** START OF DATA TO PROCESS **

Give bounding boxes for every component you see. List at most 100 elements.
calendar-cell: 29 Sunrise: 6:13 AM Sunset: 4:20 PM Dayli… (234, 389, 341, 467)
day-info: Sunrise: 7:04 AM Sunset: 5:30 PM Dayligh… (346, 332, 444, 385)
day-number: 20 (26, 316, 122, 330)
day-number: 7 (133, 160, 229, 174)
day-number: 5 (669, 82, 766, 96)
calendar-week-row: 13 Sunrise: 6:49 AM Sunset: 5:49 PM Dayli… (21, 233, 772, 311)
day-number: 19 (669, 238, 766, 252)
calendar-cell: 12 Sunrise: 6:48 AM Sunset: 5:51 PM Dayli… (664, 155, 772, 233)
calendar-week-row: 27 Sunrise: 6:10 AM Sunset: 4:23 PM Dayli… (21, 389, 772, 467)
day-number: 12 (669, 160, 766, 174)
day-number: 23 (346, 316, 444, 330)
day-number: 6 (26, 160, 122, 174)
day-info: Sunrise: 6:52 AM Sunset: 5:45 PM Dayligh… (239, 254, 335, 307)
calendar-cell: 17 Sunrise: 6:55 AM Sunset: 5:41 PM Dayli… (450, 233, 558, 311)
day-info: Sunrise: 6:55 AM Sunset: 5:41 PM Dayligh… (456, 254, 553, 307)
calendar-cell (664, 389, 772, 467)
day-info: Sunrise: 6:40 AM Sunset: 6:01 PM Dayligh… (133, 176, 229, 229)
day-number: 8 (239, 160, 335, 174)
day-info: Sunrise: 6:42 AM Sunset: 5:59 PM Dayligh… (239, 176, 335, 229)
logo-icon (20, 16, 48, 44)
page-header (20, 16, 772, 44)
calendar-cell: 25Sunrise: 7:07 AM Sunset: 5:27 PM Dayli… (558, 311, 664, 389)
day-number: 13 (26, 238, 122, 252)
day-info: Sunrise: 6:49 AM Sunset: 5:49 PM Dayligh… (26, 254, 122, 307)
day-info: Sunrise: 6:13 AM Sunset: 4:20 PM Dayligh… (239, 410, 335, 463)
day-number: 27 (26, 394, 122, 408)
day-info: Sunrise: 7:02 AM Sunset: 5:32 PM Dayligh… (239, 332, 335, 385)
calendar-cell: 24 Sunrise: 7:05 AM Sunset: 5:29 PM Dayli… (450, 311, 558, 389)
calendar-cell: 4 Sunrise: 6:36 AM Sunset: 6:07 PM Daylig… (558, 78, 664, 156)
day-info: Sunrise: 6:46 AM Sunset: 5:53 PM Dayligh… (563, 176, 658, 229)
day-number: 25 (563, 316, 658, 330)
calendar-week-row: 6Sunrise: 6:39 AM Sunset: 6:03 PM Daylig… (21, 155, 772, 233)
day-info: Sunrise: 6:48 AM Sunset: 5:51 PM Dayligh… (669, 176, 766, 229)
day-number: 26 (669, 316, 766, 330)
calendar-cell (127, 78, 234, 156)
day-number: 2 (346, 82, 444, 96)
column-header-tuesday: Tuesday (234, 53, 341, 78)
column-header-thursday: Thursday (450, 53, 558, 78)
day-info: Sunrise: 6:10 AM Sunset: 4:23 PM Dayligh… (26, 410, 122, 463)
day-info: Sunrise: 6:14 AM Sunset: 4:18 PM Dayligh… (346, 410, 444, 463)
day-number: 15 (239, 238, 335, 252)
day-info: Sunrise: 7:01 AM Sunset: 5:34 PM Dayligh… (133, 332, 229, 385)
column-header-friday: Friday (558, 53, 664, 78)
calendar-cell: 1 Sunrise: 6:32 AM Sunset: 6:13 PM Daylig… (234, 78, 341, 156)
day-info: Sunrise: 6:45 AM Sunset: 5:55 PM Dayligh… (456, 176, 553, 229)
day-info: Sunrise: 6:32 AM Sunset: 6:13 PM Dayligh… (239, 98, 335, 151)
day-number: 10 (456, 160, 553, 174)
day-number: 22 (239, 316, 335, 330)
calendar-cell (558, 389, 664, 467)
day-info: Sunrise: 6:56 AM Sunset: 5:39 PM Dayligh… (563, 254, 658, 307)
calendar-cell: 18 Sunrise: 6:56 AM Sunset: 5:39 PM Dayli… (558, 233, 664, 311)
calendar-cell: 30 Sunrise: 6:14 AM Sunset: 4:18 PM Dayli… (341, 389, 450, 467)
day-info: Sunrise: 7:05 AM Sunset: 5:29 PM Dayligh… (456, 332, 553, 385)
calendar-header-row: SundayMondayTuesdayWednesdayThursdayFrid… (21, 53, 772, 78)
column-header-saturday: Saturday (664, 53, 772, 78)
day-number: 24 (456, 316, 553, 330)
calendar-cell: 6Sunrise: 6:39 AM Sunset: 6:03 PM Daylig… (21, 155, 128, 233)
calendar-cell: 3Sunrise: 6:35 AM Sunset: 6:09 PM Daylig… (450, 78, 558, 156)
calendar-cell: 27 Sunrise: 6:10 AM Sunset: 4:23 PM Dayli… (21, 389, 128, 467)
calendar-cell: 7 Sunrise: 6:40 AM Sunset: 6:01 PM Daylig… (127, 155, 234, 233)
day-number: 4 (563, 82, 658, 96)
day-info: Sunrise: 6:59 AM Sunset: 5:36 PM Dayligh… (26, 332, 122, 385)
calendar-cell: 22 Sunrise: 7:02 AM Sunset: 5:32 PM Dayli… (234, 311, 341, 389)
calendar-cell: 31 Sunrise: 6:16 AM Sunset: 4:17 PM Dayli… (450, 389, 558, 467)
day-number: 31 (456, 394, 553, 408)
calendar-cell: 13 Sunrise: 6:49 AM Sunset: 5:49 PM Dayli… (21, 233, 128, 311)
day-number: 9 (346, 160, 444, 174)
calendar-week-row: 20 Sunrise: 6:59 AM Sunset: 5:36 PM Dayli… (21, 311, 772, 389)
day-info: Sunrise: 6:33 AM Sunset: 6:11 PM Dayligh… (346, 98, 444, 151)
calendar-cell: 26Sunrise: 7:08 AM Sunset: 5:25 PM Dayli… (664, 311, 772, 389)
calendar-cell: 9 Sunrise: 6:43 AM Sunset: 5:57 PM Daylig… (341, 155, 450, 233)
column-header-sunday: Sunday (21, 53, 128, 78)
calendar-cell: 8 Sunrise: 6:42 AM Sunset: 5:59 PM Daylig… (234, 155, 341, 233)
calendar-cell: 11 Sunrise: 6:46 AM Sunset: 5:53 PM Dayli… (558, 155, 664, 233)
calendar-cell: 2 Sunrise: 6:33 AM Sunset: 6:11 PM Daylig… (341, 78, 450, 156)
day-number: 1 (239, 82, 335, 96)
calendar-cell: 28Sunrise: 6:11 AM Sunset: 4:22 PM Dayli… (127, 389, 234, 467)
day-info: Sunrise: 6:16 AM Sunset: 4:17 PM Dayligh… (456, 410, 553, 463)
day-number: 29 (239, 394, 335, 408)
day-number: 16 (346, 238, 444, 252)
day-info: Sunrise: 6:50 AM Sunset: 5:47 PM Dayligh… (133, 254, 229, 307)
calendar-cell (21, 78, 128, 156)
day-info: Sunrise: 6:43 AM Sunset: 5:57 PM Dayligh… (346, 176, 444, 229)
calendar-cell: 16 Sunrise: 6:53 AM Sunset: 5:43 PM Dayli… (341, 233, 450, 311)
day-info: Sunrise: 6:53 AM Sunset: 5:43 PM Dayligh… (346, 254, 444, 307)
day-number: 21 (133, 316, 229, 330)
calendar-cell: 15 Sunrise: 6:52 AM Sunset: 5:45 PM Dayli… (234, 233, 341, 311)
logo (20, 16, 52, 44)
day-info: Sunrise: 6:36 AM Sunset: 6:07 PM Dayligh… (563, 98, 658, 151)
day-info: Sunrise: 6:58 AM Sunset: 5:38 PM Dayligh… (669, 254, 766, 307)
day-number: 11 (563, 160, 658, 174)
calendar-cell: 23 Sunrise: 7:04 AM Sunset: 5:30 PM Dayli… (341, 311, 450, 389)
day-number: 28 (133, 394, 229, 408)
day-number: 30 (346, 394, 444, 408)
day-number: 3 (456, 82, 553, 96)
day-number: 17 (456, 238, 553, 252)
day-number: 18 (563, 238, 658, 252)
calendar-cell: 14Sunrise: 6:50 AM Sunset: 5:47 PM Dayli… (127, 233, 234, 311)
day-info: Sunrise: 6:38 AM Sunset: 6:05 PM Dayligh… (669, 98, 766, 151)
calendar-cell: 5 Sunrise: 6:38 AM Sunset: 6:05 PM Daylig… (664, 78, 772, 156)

** END OF DATA TO PROCESS **

• [TASK OBJECTIVE]: Could you write out the stretch of material from its start through the line containing "day-number: 23 (346, 316, 444, 330)", swapping "calendar-week-row" for "week-row" and leaving everything else unchanged?

• [TASK SOLUTION]:
Give bounding boxes for every component you see. List at most 100 elements.
calendar-cell: 29 Sunrise: 6:13 AM Sunset: 4:20 PM Dayli… (234, 389, 341, 467)
day-info: Sunrise: 7:04 AM Sunset: 5:30 PM Dayligh… (346, 332, 444, 385)
day-number: 20 (26, 316, 122, 330)
day-number: 7 (133, 160, 229, 174)
day-number: 5 (669, 82, 766, 96)
week-row: 13 Sunrise: 6:49 AM Sunset: 5:49 PM Dayli… (21, 233, 772, 311)
day-number: 19 (669, 238, 766, 252)
calendar-cell: 12 Sunrise: 6:48 AM Sunset: 5:51 PM Dayli… (664, 155, 772, 233)
week-row: 27 Sunrise: 6:10 AM Sunset: 4:23 PM Dayli… (21, 389, 772, 467)
day-number: 12 (669, 160, 766, 174)
day-number: 23 (346, 316, 444, 330)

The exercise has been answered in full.